EXERCISE DESCRIPTION:
Each record below is to be reproduced without any change.

Saved entries:
**********
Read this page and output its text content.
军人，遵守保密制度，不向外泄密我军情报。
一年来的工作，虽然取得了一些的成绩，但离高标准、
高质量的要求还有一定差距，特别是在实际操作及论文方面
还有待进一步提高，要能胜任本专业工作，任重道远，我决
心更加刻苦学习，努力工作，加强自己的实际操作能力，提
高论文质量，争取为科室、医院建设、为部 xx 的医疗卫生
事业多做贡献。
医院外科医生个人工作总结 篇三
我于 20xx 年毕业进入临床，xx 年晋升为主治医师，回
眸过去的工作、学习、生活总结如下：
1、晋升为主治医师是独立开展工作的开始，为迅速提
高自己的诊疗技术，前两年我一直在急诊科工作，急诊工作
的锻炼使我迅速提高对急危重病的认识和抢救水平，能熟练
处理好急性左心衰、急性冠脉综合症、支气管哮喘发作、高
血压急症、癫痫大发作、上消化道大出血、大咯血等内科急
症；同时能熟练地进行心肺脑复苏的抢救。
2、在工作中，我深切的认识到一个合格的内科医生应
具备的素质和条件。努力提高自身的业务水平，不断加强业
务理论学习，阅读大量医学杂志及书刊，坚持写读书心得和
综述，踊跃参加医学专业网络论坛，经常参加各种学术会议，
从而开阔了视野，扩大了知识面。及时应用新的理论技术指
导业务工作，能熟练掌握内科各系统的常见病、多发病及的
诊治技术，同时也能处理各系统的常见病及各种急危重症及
**********
EXERCISE RESULT:
Read this page and output its text content.
军人，遵守保密制度，不向外泄密我军情报。
一年来的工作，虽然取得了一些的成绩，但离高标准、
高质量的要求还有一定差距，特别是在实际操作及论文方面
还有待进一步提高，要能胜任本专业工作，任重道远，我决
心更加刻苦学习，努力工作，加强自己的实际操作能力，提
高论文质量，争取为科室、医院建设、为部 xx 的医疗卫生
事业多做贡献。
医院外科医生个人工作总结 篇三
我于 20xx 年毕业进入临床，xx 年晋升为主治医师，回
眸过去的工作、学习、生活总结如下：
1、晋升为主治医师是独立开展工作的开始，为迅速提
高自己的诊疗技术，前两年我一直在急诊科工作，急诊工作
的锻炼使我迅速提高对急危重病的认识和抢救水平，能熟练
处理好急性左心衰、急性冠脉综合症、支气管哮喘发作、高
血压急症、癫痫大发作、上消化道大出血、大咯血等内科急
症；同时能熟练地进行心肺脑复苏的抢救。
2、在工作中，我深切的认识到一个合格的内科医生应
具备的素质和条件。努力提高自身的业务水平，不断加强业
务理论学习，阅读大量医学杂志及书刊，坚持写读书心得和
综述，踊跃参加医学专业网络论坛，经常参加各种学术会议，
从而开阔了视野，扩大了知识面。及时应用新的理论技术指
导业务工作，能熟练掌握内科各系统的常见病、多发病及的
诊治技术，同时也能处理各系统的常见病及各种急危重症及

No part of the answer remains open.